--- BEGIN ---

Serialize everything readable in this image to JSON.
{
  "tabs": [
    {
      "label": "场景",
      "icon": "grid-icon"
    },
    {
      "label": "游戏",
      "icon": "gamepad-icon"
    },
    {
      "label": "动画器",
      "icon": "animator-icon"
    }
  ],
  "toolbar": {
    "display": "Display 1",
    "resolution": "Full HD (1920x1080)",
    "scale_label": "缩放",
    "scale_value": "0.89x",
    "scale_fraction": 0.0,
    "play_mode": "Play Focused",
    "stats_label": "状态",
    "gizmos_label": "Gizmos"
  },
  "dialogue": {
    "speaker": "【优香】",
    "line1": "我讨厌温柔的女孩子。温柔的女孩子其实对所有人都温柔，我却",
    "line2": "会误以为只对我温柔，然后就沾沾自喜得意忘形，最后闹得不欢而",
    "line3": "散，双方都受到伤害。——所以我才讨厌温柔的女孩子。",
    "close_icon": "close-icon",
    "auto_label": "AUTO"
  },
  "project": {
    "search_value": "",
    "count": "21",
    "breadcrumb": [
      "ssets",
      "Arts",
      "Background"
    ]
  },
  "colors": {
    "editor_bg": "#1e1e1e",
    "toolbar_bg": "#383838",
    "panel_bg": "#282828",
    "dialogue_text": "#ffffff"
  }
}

--- END ---

Problem description:
Filter for "icon". Return all lines that hold it.

Task response:
      "icon": "grid-icon"
      "icon": "gamepad-icon"
      "icon": "animator-icon"
    "close_icon": "close-icon",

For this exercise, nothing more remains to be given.